Your output should be each line from the material below that has the word "this".

» **DATA EXTRACT**
- - - - - - -
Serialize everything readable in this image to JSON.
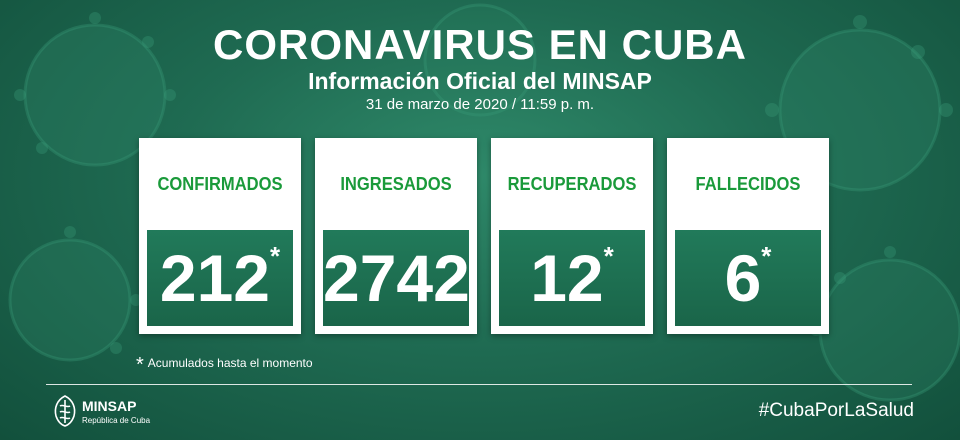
{
  "header": {
    "title": "CORONAVIRUS EN CUBA",
    "subtitle": "Información Oficial del MINSAP",
    "date": "31 de marzo de 2020 / 11:59 p. m."
  },
  "cards": [
    {
      "label": "CONFIRMADOS",
      "value": "212",
      "star": "*"
    },
    {
      "label": "INGRESADOS",
      "value": "2742",
      "star": ""
    },
    {
      "label": "RECUPERADOS",
      "value": "12",
      "star": "*"
    },
    {
      "label": "FALLECIDOS",
      "value": "6",
      "star": "*"
    }
  ],
  "footnote": {
    "star": "*",
    "text": "Acumulados hasta el momento"
  },
  "footer": {
    "logo_name": "MINSAP",
    "logo_sub": "República de Cuba",
    "hashtag": "#CubaPorLaSalud"
  },
  "colors": {
    "background": "#1f6b52",
    "card_label": "#1a9a3a",
    "number_box": "#1e6e52"
  }
}
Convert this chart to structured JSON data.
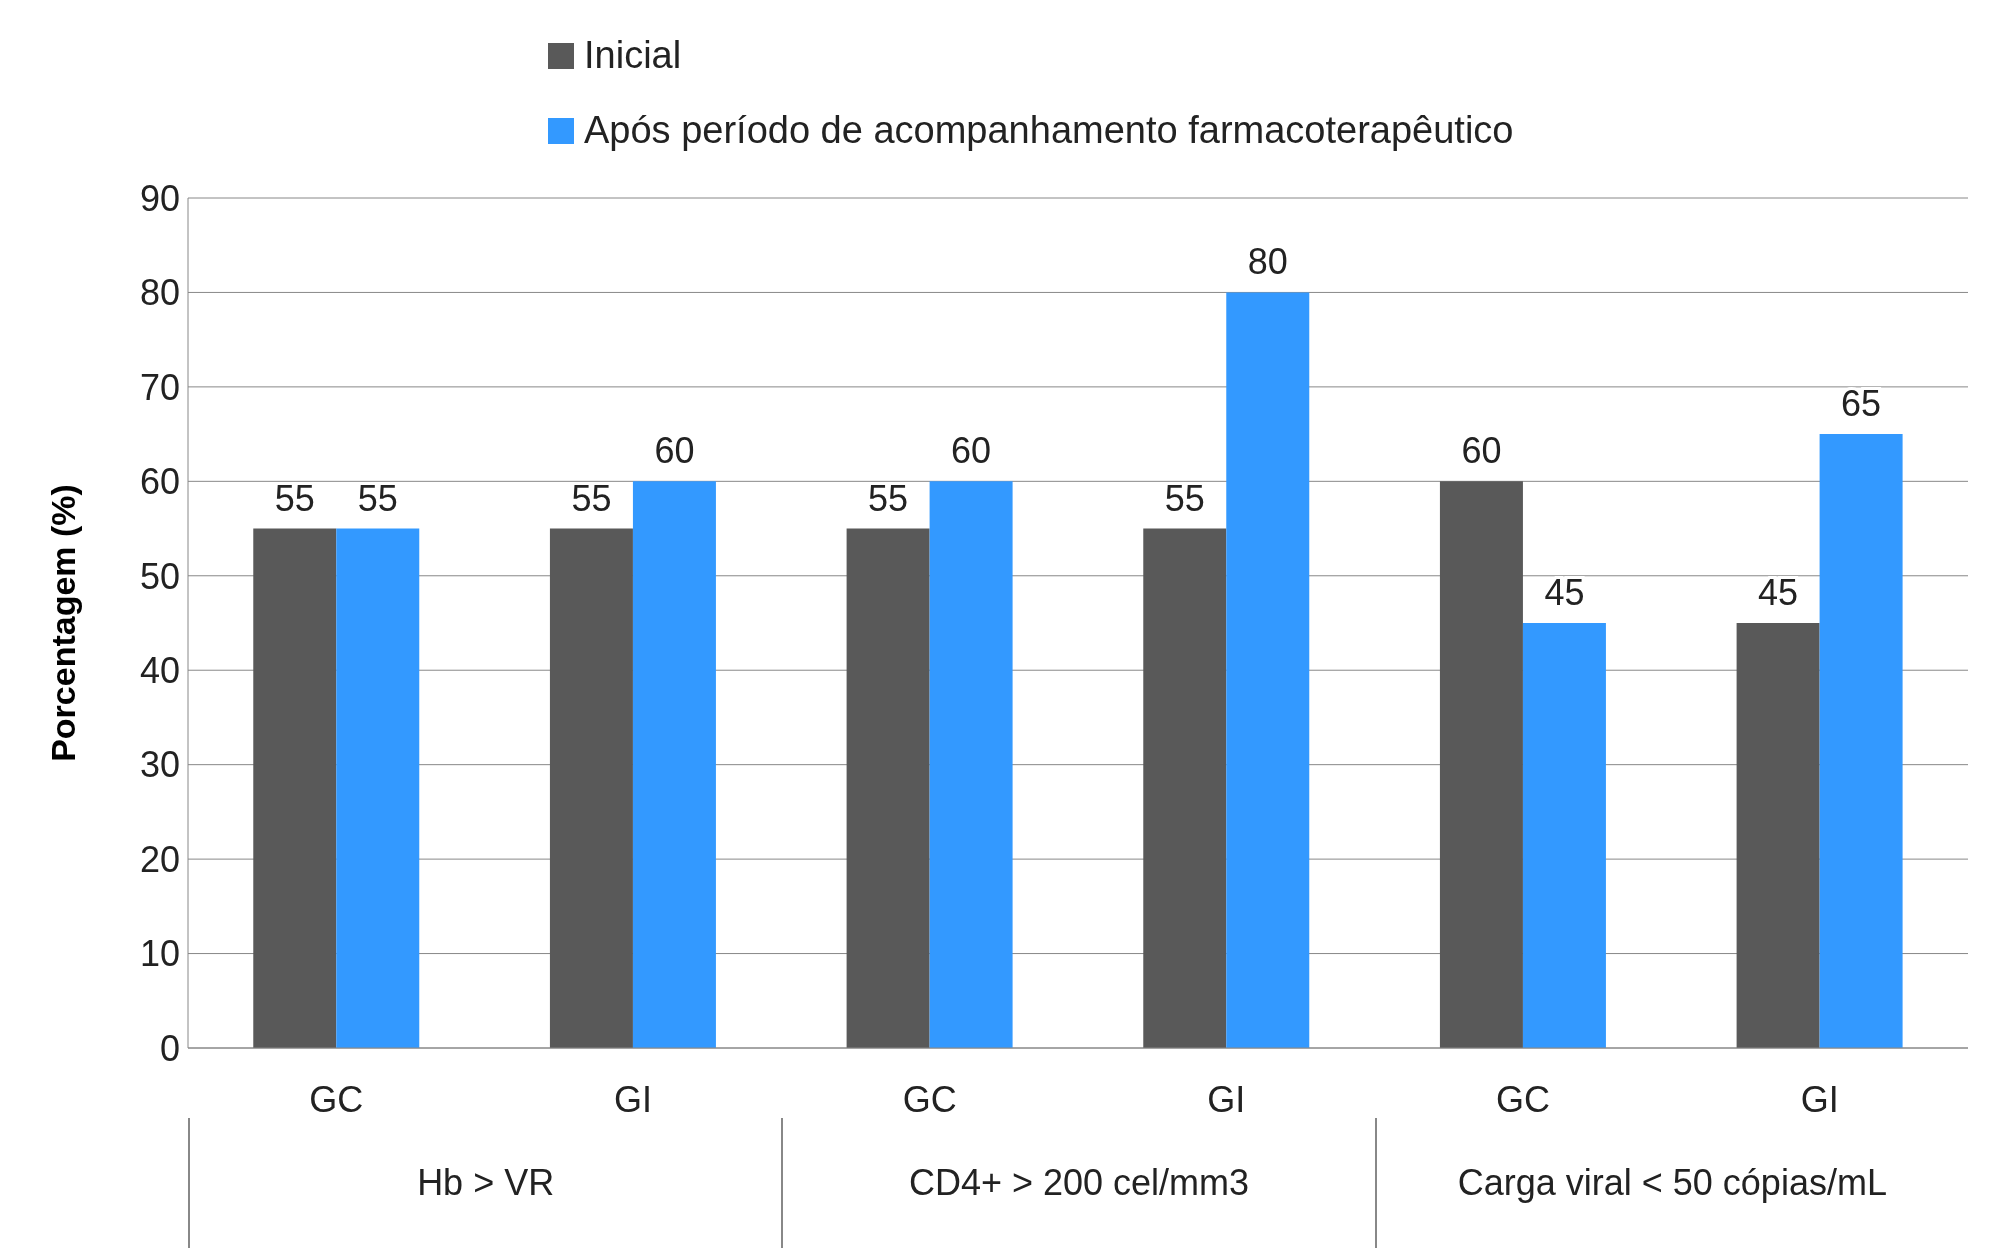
{
  "chart_data": {
    "type": "bar",
    "ylabel": "Porcentagem (%)",
    "categories": [
      "GC",
      "GI",
      "GC",
      "GI",
      "GC",
      "GI"
    ],
    "series": [
      {
        "name": "Inicial",
        "color": "#595959",
        "values": [
          55,
          55,
          55,
          55,
          60,
          45
        ]
      },
      {
        "name": "Após período de  acompanhamento farmacoterapêutico",
        "color": "#3399ff",
        "values": [
          55,
          60,
          60,
          80,
          45,
          65
        ]
      }
    ],
    "ylim": [
      0,
      90
    ],
    "yticks": [
      0,
      10,
      20,
      30,
      40,
      50,
      60,
      70,
      80,
      90
    ],
    "grid": "y",
    "legend": "top",
    "data_labels": true,
    "annotations": [
      "Hb >  VR",
      "CD4+ > 200 cel/mm3",
      "Carga viral < 50 cópias/mL"
    ]
  }
}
- - - - - - -
» **TASK RESULT**
Serialize everything readable in this image to JSON.
Convert this chart to structured JSON data.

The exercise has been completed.